Consensus2019 Oct 21;40(40):3297-3317.

JOURNAL:Eur Heart J. Article Link

How to diagnose heart failure with preserved ejection fraction: the HFA–PEFF diagnostic algorithm: a consensus recommendation from the Heart Failure Association (HFA) of the European Society of Cardiology (ESC)

Pieske B Tschöpe C, de Boer RA et al. Keywords: HFpEF; Heart failure; biomarkers; diagnosis; echocardiography; exercise echocardiography; natriuretic peptides

ABSTRACT


Making a firm diagnosis of chronic heart failure with preserved ejection fraction (HFpEF) remains a challenge. We recommend a new stepwise diagnostic process, the ‘HFA–PEFF diagnostic algorithm’. Step 1 (P=Pre-test assessment) is typically performed in the ambulatory setting and includes assessment for HF symptoms and signs, typical clinical demographics (obesity, hypertension, diabetes mellitus, elderly, atrial fibrillation), and diagnostic laboratory tests, electrocardiogram, and echocardiography. In the absence of overt non-cardiac causes of breathlessness, HFpEF can be suspected if there is a normal left ventricular ejection fraction, no significant heart valve disease or cardiac ischaemia, and at least one typical risk factor. Elevated natriuretic peptides support, but normal levels do not exclude a diagnosis of HFpEF. The second step (E: Echocardiography and Natriuretic Peptide Score) requires comprehensive echocardiography and is typically performed by a cardiologist. Measures include mitral annular early diastolic velocity (e′), left ventricular (LV) filling pressure estimated using E/e′, left atrial volume index, LV mass index, LV relative wall thickness, tricuspid regurgitation velocity, LV global longitudinal systolic strain, and serum natriuretic peptide levels. Major (2 points) and Minor (1 point) criteria were defined from these measures. A score ≥5 points implies definite HFpEF; ≤1 point makes HFpEF unlikely. An intermediate score (2–4 points) implies diagnostic uncertainty, in which case Step 3 (F1: Functional testing) is recommended with echocardiographic or invasive haemodynamic exercise stress tests. Step 4 (F2: Final aetiology) is recommended to establish a possible specific cause of HFpEF or alternative explanations. Further research is needed for a better classification of HFpEF.

*BRIEF A:* Retype the portion of the HFpEF diagnosis abstract that opens with the words containing "Consensus2019 Oct 21;40(40):3297-3317." and closes with "of Cardiology (ESC)".
*BRIEF B:* According to the HFpEF diagnosis abstract, what score in the second step implies definite HFpEF?
The dataset entries have nothing to do with the HFpEF abstract.

Dataset entries:
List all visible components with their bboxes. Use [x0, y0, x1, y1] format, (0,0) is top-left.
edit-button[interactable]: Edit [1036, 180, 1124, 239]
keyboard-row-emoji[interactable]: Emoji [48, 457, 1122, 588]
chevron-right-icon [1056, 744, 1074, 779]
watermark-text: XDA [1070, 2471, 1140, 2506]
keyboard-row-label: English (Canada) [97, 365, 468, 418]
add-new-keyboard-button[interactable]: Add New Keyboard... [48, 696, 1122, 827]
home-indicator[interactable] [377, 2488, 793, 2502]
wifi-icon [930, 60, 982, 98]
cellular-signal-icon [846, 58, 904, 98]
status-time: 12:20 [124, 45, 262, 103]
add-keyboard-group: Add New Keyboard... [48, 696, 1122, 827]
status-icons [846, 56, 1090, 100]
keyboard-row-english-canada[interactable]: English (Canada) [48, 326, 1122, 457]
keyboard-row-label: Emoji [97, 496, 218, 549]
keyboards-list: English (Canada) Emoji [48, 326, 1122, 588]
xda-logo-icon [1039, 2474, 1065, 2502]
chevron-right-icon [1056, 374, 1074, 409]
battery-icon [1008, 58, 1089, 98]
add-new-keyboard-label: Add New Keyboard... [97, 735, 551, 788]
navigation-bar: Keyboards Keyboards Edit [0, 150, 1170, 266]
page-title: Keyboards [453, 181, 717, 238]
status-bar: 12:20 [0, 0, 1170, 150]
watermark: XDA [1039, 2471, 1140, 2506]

*WORKED SOLUTION A:*
Consensus2019 Oct 21;40(40):3297-3317.

JOURNAL:Eur Heart J. Article Link

How to diagnose heart failure with preserved ejection fraction: the HFA–PEFF diagnostic algorithm: a consensus recommendation from the Heart Failure Association (HFA) of the European Society of Cardiology (ESC)

*WORKED SOLUTION B:* A score of 5 points or more.